■ WHAT YOU WILL DO:
Where a line of the material contains the string "interview", copy that line.

Stored items from a collection

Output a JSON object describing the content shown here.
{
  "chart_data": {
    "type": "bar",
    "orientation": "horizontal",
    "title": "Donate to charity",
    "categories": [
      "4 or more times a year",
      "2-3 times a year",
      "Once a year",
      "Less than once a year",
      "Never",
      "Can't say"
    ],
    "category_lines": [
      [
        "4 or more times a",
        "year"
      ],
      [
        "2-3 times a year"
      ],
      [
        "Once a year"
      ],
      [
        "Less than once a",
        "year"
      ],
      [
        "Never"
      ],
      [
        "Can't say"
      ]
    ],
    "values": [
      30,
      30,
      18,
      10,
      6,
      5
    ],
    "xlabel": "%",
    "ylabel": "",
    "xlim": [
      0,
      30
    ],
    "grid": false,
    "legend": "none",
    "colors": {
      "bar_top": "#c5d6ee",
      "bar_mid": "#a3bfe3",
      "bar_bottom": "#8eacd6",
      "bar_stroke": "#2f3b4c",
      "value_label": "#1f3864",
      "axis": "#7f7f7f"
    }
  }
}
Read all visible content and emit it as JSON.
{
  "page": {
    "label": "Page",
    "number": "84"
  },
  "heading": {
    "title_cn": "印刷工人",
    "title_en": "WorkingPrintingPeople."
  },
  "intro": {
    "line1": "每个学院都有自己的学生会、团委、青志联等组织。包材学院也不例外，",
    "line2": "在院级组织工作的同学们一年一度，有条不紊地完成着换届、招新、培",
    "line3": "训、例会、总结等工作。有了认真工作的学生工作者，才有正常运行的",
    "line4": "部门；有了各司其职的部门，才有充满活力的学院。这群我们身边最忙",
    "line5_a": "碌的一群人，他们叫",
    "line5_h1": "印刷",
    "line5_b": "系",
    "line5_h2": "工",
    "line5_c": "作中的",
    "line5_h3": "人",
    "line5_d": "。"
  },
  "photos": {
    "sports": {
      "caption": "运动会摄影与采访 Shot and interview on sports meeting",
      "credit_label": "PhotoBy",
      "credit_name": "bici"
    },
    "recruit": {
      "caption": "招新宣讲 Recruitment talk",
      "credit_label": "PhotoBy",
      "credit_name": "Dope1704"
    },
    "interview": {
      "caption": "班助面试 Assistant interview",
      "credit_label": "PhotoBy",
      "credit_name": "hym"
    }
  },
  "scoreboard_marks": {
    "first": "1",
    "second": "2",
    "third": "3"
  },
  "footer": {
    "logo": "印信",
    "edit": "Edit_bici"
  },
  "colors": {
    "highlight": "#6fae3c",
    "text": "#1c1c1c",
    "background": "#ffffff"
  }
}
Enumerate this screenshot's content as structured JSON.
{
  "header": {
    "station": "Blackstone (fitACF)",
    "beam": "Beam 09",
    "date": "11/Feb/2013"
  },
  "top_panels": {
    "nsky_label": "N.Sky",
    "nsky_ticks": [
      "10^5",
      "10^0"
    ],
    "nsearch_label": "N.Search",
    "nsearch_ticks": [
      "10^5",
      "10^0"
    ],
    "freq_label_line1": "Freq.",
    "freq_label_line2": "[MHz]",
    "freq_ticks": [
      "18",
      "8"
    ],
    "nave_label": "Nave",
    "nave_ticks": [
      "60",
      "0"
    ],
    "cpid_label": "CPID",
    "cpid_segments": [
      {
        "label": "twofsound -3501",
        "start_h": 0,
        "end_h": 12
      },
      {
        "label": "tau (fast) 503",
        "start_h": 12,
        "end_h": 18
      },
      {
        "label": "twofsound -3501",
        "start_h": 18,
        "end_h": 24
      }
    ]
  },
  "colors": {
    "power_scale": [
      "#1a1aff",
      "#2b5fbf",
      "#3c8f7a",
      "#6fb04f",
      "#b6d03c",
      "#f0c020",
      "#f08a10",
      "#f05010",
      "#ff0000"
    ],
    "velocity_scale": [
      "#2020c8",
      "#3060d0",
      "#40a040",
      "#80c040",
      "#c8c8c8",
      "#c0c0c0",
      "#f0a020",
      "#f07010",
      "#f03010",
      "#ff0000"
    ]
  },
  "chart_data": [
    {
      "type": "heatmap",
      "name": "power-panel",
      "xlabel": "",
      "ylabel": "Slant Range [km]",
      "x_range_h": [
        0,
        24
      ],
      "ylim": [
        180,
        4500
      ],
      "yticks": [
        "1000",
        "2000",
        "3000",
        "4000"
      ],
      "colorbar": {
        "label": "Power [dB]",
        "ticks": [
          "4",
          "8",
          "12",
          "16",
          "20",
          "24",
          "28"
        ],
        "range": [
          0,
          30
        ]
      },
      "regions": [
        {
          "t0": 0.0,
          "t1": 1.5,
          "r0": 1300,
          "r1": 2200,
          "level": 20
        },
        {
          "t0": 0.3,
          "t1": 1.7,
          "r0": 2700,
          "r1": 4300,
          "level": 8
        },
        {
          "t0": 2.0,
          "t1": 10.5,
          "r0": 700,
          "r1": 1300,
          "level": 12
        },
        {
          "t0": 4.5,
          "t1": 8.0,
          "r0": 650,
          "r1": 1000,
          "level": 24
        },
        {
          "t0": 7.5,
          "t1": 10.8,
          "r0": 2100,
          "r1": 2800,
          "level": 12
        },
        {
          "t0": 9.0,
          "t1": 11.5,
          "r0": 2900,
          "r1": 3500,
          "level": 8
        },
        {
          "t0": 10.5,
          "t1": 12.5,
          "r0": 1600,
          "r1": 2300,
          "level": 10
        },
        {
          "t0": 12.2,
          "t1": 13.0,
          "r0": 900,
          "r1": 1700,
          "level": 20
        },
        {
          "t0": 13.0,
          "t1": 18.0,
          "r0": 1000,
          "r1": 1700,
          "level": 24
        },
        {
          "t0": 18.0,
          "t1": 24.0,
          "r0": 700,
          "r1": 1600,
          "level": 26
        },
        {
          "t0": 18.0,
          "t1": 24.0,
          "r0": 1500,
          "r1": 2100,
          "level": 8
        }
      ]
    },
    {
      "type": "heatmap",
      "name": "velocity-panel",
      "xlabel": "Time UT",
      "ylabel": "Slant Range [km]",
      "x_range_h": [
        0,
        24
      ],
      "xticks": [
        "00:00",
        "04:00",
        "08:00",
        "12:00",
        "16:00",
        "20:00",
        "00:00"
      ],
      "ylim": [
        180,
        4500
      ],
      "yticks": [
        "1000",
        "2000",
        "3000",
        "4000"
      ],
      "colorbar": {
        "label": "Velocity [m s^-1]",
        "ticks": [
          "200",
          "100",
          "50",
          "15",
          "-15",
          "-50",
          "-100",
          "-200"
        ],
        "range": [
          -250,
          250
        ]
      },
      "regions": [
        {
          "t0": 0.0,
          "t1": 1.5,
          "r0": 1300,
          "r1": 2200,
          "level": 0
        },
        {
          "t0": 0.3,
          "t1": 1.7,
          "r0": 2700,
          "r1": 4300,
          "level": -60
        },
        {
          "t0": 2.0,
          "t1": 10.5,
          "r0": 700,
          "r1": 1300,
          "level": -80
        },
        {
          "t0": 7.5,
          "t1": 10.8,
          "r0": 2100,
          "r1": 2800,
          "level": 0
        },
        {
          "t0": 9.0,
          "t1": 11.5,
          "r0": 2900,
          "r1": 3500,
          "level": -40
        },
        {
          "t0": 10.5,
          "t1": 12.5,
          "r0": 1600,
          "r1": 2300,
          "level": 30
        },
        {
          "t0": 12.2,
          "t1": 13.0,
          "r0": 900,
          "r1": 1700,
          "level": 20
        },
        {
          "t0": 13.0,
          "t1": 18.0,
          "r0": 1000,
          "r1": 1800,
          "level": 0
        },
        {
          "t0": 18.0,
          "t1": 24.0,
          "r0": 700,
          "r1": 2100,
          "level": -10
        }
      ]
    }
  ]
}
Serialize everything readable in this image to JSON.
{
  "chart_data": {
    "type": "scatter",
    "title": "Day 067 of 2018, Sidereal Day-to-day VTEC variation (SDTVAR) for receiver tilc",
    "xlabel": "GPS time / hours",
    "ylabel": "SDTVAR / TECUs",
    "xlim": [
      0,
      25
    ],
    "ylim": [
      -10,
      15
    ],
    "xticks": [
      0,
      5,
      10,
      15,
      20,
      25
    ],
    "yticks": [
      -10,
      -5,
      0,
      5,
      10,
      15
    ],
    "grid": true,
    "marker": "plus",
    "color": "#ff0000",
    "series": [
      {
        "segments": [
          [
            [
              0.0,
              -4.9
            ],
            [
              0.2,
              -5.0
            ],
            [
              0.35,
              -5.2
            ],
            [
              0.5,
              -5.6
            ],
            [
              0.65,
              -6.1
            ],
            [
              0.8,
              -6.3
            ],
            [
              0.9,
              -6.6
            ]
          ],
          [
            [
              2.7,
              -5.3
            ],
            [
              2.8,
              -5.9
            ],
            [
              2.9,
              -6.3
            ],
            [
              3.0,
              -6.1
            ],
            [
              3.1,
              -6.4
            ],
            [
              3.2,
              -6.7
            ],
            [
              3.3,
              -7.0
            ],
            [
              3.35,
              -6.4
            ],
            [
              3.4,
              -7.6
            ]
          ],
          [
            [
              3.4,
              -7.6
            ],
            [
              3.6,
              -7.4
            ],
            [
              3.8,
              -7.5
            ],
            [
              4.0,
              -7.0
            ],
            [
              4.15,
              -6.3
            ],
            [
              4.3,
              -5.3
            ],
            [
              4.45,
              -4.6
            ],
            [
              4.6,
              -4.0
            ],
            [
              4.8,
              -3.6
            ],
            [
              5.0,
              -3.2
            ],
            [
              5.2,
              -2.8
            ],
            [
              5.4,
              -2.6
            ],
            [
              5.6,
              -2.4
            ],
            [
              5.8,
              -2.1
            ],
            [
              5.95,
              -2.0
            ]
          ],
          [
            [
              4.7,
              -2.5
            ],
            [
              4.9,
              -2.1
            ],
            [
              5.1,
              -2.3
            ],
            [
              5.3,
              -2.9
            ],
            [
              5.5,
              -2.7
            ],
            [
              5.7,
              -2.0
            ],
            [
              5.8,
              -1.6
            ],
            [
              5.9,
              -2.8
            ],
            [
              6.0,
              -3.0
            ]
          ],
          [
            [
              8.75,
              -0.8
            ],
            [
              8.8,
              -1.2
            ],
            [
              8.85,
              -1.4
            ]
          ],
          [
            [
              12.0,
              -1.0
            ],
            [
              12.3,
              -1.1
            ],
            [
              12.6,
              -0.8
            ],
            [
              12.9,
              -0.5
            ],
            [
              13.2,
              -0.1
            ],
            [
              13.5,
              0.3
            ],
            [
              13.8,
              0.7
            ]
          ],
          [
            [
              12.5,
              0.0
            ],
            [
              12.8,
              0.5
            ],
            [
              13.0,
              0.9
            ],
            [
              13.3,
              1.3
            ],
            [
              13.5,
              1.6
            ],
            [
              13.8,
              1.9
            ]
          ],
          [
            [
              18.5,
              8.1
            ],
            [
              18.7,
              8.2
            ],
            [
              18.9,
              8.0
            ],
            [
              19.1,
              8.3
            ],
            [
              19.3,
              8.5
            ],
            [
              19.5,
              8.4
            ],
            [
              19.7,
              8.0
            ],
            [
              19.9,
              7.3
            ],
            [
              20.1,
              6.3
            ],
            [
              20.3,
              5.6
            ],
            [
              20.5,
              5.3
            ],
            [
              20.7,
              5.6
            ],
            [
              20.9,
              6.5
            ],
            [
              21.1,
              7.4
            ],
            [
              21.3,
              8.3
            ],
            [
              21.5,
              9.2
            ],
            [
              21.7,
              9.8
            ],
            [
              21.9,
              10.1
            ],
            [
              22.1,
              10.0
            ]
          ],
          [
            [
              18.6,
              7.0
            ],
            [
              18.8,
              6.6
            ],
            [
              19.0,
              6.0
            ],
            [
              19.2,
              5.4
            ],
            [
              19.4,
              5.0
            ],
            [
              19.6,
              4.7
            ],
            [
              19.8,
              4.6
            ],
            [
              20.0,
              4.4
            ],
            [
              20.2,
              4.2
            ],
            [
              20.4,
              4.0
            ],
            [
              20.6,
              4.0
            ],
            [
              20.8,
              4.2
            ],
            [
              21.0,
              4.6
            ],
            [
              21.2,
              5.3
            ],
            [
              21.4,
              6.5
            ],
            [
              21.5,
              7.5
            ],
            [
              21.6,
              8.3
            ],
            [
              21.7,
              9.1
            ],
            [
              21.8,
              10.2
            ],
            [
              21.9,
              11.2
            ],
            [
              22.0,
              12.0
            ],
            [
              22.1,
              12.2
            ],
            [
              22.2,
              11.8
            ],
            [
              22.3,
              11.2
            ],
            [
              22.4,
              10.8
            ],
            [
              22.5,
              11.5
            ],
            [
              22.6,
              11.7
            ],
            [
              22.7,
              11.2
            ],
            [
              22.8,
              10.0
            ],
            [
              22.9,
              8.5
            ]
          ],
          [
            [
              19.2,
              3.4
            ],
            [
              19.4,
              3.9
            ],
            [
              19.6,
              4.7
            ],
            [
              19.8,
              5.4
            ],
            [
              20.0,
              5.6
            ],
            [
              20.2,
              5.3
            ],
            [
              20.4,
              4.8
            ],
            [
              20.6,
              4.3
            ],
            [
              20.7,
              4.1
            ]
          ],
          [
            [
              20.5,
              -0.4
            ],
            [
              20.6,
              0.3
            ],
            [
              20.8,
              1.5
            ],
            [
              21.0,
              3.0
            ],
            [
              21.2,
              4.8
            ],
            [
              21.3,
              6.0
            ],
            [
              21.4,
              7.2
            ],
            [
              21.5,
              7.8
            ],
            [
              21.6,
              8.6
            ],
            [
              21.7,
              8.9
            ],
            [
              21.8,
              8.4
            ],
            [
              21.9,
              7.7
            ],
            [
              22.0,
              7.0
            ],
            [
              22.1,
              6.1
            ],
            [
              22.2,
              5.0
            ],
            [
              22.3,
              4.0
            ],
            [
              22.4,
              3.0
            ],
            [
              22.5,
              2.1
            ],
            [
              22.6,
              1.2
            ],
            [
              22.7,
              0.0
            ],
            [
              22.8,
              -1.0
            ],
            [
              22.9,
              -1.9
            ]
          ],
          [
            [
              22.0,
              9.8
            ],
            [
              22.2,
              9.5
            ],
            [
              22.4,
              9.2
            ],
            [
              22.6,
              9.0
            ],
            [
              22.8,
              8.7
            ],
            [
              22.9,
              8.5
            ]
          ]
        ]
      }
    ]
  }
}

■ ANSWER TO THE PROBLEM:
      "caption": "运动会摄影与采访 Shot and interview on sports meeting",
    "interview": {
      "caption": "班助面试 Assistant interview",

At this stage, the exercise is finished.